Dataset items
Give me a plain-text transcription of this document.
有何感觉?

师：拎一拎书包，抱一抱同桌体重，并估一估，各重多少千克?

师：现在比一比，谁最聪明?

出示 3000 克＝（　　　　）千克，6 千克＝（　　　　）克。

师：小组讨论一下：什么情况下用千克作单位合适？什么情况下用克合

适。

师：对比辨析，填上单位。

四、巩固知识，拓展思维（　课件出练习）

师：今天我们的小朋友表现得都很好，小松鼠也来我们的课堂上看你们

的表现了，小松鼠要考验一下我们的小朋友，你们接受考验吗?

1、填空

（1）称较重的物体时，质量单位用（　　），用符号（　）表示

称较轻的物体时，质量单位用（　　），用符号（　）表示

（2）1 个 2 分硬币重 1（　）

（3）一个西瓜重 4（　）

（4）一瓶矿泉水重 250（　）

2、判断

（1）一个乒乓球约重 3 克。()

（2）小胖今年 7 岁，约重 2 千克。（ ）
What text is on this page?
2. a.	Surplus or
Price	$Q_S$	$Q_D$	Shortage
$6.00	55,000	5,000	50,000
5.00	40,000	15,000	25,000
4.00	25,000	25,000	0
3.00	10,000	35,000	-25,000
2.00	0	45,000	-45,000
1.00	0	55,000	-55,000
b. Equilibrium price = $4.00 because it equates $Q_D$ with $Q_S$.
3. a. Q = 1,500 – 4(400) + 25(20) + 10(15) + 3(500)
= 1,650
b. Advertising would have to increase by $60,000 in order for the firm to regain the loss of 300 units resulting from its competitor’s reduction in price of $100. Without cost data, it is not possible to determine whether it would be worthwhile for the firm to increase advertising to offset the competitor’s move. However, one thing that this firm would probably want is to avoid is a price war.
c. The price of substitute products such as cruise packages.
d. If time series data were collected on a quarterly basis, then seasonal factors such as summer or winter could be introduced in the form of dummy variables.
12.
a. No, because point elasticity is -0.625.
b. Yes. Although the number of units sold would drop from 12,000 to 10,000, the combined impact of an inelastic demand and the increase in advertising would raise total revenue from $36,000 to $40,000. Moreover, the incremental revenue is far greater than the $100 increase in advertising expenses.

* _GIVEN PROBLEM_
Look through the material above and work out how many of its lines contain "text". State the number only.

* _CORRECT ANSWER_
2